◆ Exercise instructions: What is the number of lines containing the word "this"? Please answer with that number and nothing more.

-- start of Records for the task --

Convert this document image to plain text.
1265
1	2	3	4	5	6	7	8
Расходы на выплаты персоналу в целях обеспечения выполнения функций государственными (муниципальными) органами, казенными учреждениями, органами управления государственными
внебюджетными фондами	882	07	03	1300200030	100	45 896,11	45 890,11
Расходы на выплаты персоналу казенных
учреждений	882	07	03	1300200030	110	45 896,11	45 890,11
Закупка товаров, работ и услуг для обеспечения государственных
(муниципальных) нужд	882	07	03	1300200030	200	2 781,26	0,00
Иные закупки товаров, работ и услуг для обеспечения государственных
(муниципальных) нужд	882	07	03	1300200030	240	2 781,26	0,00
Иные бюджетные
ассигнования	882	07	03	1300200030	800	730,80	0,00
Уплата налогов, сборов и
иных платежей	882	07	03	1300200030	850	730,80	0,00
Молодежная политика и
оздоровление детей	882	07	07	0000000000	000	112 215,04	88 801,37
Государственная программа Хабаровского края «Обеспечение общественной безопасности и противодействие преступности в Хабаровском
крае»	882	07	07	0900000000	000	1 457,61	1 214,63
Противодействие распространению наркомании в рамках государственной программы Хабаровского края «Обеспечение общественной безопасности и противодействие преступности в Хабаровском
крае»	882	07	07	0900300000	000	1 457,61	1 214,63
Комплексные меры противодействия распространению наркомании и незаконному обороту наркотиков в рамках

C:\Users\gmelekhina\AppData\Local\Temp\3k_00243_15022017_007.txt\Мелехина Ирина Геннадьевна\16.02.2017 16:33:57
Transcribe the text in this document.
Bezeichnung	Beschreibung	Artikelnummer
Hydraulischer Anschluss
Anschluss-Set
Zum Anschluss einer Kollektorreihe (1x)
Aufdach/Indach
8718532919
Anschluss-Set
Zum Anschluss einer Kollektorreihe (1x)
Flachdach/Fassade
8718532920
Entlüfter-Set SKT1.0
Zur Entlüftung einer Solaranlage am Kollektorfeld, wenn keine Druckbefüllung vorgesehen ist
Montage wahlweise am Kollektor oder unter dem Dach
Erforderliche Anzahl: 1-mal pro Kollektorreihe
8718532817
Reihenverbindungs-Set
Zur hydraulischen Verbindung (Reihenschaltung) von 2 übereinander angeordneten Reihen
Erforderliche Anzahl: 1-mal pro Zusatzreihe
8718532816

-- end of Records for the task --
-- start of Records for the task --

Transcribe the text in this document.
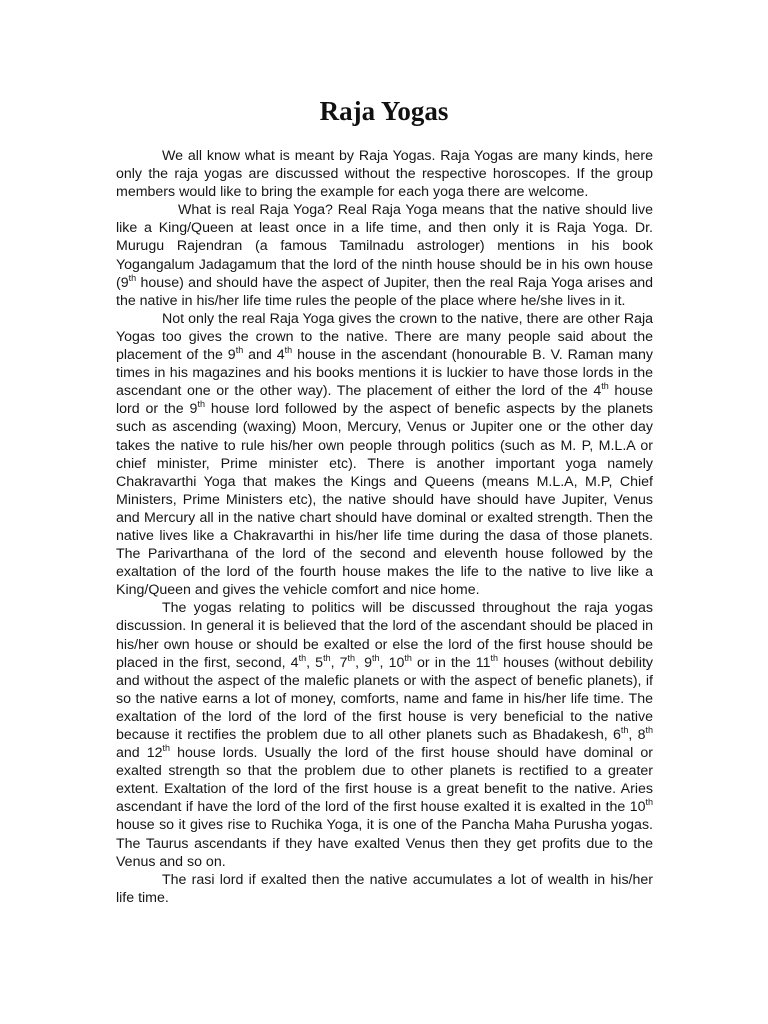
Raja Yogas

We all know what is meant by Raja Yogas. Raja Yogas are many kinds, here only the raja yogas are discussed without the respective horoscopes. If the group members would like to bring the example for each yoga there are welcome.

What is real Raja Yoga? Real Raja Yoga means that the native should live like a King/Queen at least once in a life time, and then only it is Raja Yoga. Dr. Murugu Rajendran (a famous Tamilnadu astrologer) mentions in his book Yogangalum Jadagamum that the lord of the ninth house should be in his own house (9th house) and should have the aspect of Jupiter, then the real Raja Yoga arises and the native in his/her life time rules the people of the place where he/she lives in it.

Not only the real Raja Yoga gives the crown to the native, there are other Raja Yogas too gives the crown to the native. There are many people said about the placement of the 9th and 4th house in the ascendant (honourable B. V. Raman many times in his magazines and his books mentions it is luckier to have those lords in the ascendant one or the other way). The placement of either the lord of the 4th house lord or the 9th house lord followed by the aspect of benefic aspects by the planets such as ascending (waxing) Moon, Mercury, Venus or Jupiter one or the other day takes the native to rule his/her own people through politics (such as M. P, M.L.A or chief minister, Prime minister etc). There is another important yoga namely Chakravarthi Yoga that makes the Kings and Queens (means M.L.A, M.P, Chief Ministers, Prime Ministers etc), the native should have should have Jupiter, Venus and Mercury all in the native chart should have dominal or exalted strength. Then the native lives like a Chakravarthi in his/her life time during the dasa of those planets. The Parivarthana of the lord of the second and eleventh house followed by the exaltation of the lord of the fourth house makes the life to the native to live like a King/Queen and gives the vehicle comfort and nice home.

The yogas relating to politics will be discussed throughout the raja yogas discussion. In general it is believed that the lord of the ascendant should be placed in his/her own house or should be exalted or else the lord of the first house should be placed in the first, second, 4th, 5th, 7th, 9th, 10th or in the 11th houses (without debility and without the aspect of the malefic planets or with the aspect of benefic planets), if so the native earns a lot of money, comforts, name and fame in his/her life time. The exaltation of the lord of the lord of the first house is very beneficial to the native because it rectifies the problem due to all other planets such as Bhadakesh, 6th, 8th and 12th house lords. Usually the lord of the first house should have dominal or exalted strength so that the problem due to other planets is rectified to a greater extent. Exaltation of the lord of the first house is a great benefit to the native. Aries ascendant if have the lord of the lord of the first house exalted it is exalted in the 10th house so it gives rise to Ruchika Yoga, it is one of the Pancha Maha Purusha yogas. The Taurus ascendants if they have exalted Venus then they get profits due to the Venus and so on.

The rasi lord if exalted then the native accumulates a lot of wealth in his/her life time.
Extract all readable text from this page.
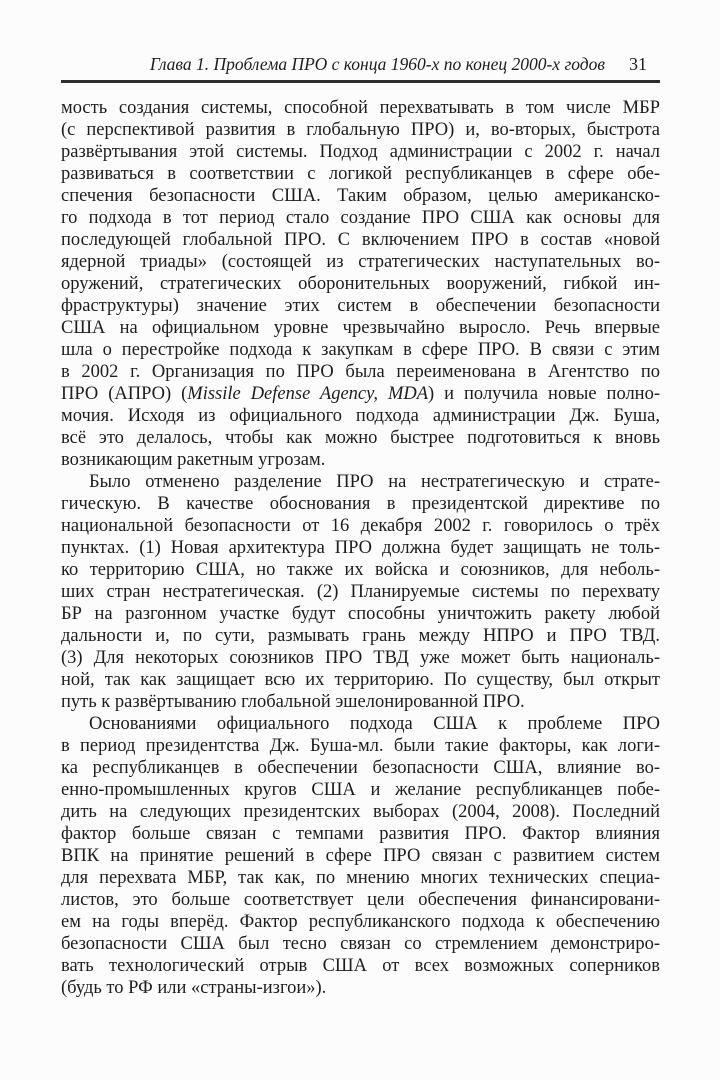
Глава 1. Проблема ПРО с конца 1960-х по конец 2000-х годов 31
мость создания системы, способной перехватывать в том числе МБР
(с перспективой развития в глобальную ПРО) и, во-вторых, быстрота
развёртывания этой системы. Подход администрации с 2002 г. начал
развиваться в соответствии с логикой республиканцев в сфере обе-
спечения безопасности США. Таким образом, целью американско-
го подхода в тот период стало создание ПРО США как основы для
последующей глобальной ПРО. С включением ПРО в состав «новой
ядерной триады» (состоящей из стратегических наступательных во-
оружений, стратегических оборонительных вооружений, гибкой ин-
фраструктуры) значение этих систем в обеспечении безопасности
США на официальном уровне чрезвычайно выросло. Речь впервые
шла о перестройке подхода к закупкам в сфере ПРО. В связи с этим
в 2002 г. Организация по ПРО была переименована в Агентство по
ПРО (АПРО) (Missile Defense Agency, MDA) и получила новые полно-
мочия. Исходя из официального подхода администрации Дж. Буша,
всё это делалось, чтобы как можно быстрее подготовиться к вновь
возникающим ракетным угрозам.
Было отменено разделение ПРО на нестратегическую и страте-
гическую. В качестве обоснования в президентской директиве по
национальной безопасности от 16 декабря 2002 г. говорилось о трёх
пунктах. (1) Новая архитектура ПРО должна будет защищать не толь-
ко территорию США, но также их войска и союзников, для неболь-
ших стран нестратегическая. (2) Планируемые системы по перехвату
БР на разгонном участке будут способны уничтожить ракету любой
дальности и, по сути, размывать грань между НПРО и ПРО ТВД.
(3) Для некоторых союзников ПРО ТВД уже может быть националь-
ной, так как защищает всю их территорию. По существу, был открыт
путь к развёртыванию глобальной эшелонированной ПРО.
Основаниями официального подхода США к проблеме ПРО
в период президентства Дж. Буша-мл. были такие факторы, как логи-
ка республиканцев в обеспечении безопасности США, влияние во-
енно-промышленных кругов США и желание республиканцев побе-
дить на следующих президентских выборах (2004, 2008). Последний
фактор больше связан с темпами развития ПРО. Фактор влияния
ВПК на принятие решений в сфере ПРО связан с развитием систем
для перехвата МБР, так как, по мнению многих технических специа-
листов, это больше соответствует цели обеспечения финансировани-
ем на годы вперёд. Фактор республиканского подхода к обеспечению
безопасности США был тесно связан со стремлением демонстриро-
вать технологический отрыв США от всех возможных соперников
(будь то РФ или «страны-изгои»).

-- end of Records for the task --
-- start of Records for the task --

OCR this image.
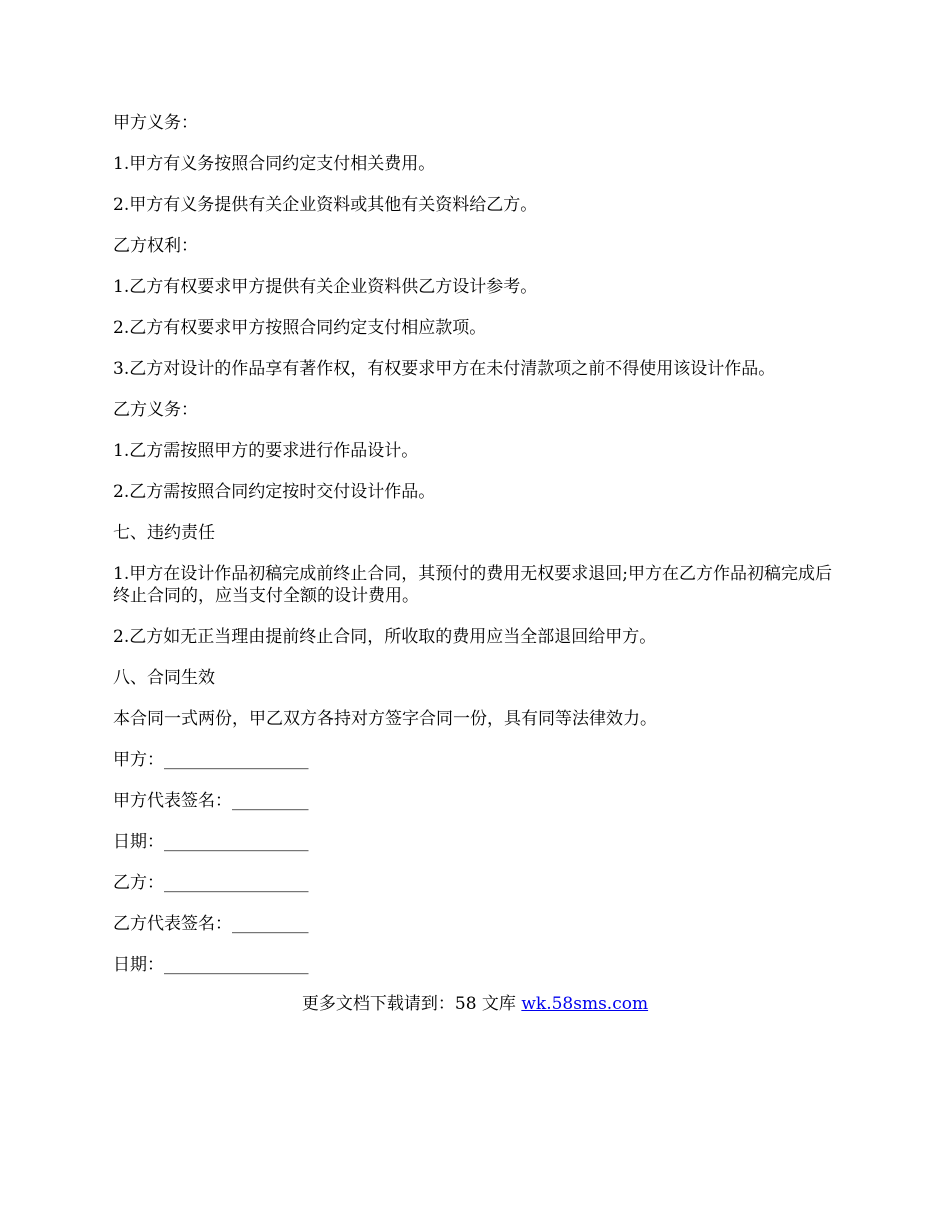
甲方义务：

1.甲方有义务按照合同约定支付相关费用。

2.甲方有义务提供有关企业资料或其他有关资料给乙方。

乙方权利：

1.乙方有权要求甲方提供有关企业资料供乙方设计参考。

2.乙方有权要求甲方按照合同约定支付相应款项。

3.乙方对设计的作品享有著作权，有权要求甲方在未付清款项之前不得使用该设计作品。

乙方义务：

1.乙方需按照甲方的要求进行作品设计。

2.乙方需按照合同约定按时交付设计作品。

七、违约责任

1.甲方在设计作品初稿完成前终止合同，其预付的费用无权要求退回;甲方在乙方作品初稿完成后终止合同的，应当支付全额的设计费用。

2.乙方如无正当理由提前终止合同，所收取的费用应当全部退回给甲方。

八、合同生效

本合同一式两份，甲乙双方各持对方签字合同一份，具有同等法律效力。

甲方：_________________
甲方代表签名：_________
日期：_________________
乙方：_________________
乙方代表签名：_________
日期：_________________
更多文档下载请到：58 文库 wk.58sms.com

-- end of Records for the task --

◆ Correct result: 5